--- begin ---

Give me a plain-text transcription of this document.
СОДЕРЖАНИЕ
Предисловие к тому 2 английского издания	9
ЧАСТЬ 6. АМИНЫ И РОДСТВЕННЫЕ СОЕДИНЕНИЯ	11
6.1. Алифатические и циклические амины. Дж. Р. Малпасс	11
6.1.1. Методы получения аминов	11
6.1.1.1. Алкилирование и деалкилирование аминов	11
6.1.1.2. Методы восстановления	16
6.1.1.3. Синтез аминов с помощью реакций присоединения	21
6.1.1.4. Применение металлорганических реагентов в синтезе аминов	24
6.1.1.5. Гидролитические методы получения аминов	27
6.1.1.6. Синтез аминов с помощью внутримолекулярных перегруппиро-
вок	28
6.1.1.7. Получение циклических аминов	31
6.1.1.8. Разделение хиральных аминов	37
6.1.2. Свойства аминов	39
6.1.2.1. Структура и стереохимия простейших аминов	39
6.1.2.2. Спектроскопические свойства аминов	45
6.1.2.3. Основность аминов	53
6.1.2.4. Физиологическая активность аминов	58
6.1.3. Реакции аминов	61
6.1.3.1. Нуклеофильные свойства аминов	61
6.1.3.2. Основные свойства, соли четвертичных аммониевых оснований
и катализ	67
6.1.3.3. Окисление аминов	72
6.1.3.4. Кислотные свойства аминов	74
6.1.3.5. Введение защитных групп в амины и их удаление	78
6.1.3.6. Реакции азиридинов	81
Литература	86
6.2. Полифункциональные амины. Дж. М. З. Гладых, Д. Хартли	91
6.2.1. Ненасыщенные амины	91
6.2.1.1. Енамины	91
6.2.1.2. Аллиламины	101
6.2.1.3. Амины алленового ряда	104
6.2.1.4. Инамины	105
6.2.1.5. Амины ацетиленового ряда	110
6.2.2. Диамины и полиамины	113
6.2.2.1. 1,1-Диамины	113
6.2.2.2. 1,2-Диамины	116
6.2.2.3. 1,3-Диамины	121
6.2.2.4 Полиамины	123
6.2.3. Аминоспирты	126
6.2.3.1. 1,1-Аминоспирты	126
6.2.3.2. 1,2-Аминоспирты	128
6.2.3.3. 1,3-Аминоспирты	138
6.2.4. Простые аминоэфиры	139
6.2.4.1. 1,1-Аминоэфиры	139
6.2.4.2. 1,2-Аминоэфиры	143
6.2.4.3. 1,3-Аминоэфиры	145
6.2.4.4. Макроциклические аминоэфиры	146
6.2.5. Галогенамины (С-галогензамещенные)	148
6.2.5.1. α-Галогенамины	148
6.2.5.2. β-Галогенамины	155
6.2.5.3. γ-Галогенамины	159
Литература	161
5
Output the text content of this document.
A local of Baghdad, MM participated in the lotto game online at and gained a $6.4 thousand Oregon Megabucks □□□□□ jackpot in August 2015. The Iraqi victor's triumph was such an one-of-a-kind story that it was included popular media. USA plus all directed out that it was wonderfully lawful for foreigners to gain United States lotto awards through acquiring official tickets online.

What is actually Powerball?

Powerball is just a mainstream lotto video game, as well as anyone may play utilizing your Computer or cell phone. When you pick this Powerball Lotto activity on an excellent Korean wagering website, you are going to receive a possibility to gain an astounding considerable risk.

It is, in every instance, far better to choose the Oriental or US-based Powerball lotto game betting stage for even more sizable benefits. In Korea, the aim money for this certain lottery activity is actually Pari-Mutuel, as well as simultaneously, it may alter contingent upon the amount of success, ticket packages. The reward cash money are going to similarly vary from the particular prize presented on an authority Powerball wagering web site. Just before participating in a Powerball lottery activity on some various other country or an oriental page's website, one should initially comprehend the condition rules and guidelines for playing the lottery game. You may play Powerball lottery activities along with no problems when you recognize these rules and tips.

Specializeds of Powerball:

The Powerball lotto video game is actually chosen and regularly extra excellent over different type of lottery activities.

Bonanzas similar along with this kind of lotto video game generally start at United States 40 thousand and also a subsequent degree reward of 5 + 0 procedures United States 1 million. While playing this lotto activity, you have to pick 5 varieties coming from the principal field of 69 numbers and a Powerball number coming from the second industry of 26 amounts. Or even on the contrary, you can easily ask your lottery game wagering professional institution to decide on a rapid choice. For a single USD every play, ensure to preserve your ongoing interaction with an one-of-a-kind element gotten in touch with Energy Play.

--- end ---

PROBLEM STATEMENT:
Go through the listing and print each line exactly as it appears.

FULL SOLUTION:
Give me a plain-text transcription of this document.
СОДЕРЖАНИЕ
Предисловие к тому 2 английского издания	9
ЧАСТЬ 6. АМИНЫ И РОДСТВЕННЫЕ СОЕДИНЕНИЯ	11
6.1. Алифатические и циклические амины. Дж. Р. Малпасс	11
6.1.1. Методы получения аминов	11
6.1.1.1. Алкилирование и деалкилирование аминов	11
6.1.1.2. Методы восстановления	16
6.1.1.3. Синтез аминов с помощью реакций присоединения	21
6.1.1.4. Применение металлорганических реагентов в синтезе аминов	24
6.1.1.5. Гидролитические методы получения аминов	27
6.1.1.6. Синтез аминов с помощью внутримолекулярных перегруппиро-
вок	28
6.1.1.7. Получение циклических аминов	31
6.1.1.8. Разделение хиральных аминов	37
6.1.2. Свойства аминов	39
6.1.2.1. Структура и стереохимия простейших аминов	39
6.1.2.2. Спектроскопические свойства аминов	45
6.1.2.3. Основность аминов	53
6.1.2.4. Физиологическая активность аминов	58
6.1.3. Реакции аминов	61
6.1.3.1. Нуклеофильные свойства аминов	61
6.1.3.2. Основные свойства, соли четвертичных аммониевых оснований
и катализ	67
6.1.3.3. Окисление аминов	72
6.1.3.4. Кислотные свойства аминов	74
6.1.3.5. Введение защитных групп в амины и их удаление	78
6.1.3.6. Реакции азиридинов	81
Литература	86
6.2. Полифункциональные амины. Дж. М. З. Гладых, Д. Хартли	91
6.2.1. Ненасыщенные амины	91
6.2.1.1. Енамины	91
6.2.1.2. Аллиламины	101
6.2.1.3. Амины алленового ряда	104
6.2.1.4. Инамины	105
6.2.1.5. Амины ацетиленового ряда	110
6.2.2. Диамины и полиамины	113
6.2.2.1. 1,1-Диамины	113
6.2.2.2. 1,2-Диамины	116
6.2.2.3. 1,3-Диамины	121
6.2.2.4 Полиамины	123
6.2.3. Аминоспирты	126
6.2.3.1. 1,1-Аминоспирты	126
6.2.3.2. 1,2-Аминоспирты	128
6.2.3.3. 1,3-Аминоспирты	138
6.2.4. Простые аминоэфиры	139
6.2.4.1. 1,1-Аминоэфиры	139
6.2.4.2. 1,2-Аминоэфиры	143
6.2.4.3. 1,3-Аминоэфиры	145
6.2.4.4. Макроциклические аминоэфиры	146
6.2.5. Галогенамины (С-галогензамещенные)	148
6.2.5.1. α-Галогенамины	148
6.2.5.2. β-Галогенамины	155
6.2.5.3. γ-Галогенамины	159
Литература	161
5
Output the text content of this document.
A local of Baghdad, MM participated in the lotto game online at and gained a $6.4 thousand Oregon Megabucks □□□□□ jackpot in August 2015. The Iraqi victor's triumph was such an one-of-a-kind story that it was included popular media. USA plus all directed out that it was wonderfully lawful for foreigners to gain United States lotto awards through acquiring official tickets online.

What is actually Powerball?

Powerball is just a mainstream lotto video game, as well as anyone may play utilizing your Computer or cell phone. When you pick this Powerball Lotto activity on an excellent Korean wagering website, you are going to receive a possibility to gain an astounding considerable risk.

It is, in every instance, far better to choose the Oriental or US-based Powerball lotto game betting stage for even more sizable benefits. In Korea, the aim money for this certain lottery activity is actually Pari-Mutuel, as well as simultaneously, it may alter contingent upon the amount of success, ticket packages. The reward cash money are going to similarly vary from the particular prize presented on an authority Powerball wagering web site. Just before participating in a Powerball lottery activity on some various other country or an oriental page's website, one should initially comprehend the condition rules and guidelines for playing the lottery game. You may play Powerball lottery activities along with no problems when you recognize these rules and tips.

Specializeds of Powerball:

The Powerball lotto video game is actually chosen and regularly extra excellent over different type of lottery activities.

Bonanzas similar along with this kind of lotto video game generally start at United States 40 thousand and also a subsequent degree reward of 5 + 0 procedures United States 1 million. While playing this lotto activity, you have to pick 5 varieties coming from the principal field of 69 numbers and a Powerball number coming from the second industry of 26 amounts. Or even on the contrary, you can easily ask your lottery game wagering professional institution to decide on a rapid choice. For a single USD every play, ensure to preserve your ongoing interaction with an one-of-a-kind element gotten in touch with Energy Play.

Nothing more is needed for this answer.